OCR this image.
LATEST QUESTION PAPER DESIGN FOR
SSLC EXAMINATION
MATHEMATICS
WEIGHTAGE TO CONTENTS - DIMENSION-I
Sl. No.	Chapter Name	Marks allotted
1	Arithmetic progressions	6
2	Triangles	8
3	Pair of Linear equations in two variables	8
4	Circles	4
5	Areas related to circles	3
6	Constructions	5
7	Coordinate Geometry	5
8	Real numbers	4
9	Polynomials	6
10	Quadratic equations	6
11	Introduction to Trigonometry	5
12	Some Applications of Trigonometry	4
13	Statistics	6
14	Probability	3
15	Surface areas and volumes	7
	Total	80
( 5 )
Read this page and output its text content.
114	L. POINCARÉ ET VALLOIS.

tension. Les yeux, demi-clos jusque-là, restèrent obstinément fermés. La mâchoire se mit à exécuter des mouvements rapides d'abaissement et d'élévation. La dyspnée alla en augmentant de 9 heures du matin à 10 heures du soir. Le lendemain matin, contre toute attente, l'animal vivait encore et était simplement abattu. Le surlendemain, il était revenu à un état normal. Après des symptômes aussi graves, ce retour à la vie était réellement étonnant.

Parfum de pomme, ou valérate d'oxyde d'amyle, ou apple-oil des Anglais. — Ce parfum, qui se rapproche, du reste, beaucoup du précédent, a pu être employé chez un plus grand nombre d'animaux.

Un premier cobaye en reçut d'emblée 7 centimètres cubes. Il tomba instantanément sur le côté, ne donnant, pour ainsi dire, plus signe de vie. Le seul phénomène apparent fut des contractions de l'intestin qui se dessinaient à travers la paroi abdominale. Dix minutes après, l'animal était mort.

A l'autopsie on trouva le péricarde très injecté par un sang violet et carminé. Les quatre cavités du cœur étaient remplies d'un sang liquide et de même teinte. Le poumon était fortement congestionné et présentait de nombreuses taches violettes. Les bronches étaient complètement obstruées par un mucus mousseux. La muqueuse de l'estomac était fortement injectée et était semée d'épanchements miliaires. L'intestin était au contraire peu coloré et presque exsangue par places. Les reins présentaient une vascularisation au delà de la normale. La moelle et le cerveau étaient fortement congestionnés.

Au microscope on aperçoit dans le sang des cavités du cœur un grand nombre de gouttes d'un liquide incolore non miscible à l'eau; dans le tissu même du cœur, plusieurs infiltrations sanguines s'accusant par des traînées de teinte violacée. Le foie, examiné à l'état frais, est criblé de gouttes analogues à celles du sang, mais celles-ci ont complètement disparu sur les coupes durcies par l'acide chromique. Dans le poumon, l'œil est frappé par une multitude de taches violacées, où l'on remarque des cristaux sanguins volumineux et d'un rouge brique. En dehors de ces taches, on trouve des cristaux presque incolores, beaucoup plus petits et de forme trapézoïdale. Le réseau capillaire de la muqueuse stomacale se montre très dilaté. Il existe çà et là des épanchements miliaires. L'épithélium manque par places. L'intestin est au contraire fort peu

──────────────────────────────

Brief. Give back the whole listing exactly as it reads.

Solution.
OCR this image.
LATEST QUESTION PAPER DESIGN FOR
SSLC EXAMINATION
MATHEMATICS
WEIGHTAGE TO CONTENTS - DIMENSION-I
Sl. No.	Chapter Name	Marks allotted
1	Arithmetic progressions	6
2	Triangles	8
3	Pair of Linear equations in two variables	8
4	Circles	4
5	Areas related to circles	3
6	Constructions	5
7	Coordinate Geometry	5
8	Real numbers	4
9	Polynomials	6
10	Quadratic equations	6
11	Introduction to Trigonometry	5
12	Some Applications of Trigonometry	4
13	Statistics	6
14	Probability	3
15	Surface areas and volumes	7
	Total	80
( 5 )
Read this page and output its text content.
114	L. POINCARÉ ET VALLOIS.

tension. Les yeux, demi-clos jusque-là, restèrent obstinément fermés. La mâchoire se mit à exécuter des mouvements rapides d'abaissement et d'élévation. La dyspnée alla en augmentant de 9 heures du matin à 10 heures du soir. Le lendemain matin, contre toute attente, l'animal vivait encore et était simplement abattu. Le surlendemain, il était revenu à un état normal. Après des symptômes aussi graves, ce retour à la vie était réellement étonnant.

Parfum de pomme, ou valérate d'oxyde d'amyle, ou apple-oil des Anglais. — Ce parfum, qui se rapproche, du reste, beaucoup du précédent, a pu être employé chez un plus grand nombre d'animaux.

Un premier cobaye en reçut d'emblée 7 centimètres cubes. Il tomba instantanément sur le côté, ne donnant, pour ainsi dire, plus signe de vie. Le seul phénomène apparent fut des contractions de l'intestin qui se dessinaient à travers la paroi abdominale. Dix minutes après, l'animal était mort.

A l'autopsie on trouva le péricarde très injecté par un sang violet et carminé. Les quatre cavités du cœur étaient remplies d'un sang liquide et de même teinte. Le poumon était fortement congestionné et présentait de nombreuses taches violettes. Les bronches étaient complètement obstruées par un mucus mousseux. La muqueuse de l'estomac était fortement injectée et était semée d'épanchements miliaires. L'intestin était au contraire peu coloré et presque exsangue par places. Les reins présentaient une vascularisation au delà de la normale. La moelle et le cerveau étaient fortement congestionnés.

Au microscope on aperçoit dans le sang des cavités du cœur un grand nombre de gouttes d'un liquide incolore non miscible à l'eau; dans le tissu même du cœur, plusieurs infiltrations sanguines s'accusant par des traînées de teinte violacée. Le foie, examiné à l'état frais, est criblé de gouttes analogues à celles du sang, mais celles-ci ont complètement disparu sur les coupes durcies par l'acide chromique. Dans le poumon, l'œil est frappé par une multitude de taches violacées, où l'on remarque des cristaux sanguins volumineux et d'un rouge brique. En dehors de ces taches, on trouve des cristaux presque incolores, beaucoup plus petits et de forme trapézoïdale. Le réseau capillaire de la muqueuse stomacale se montre très dilaté. Il existe çà et là des épanchements miliaires. L'épithélium manque par places. L'intestin est au contraire fort peu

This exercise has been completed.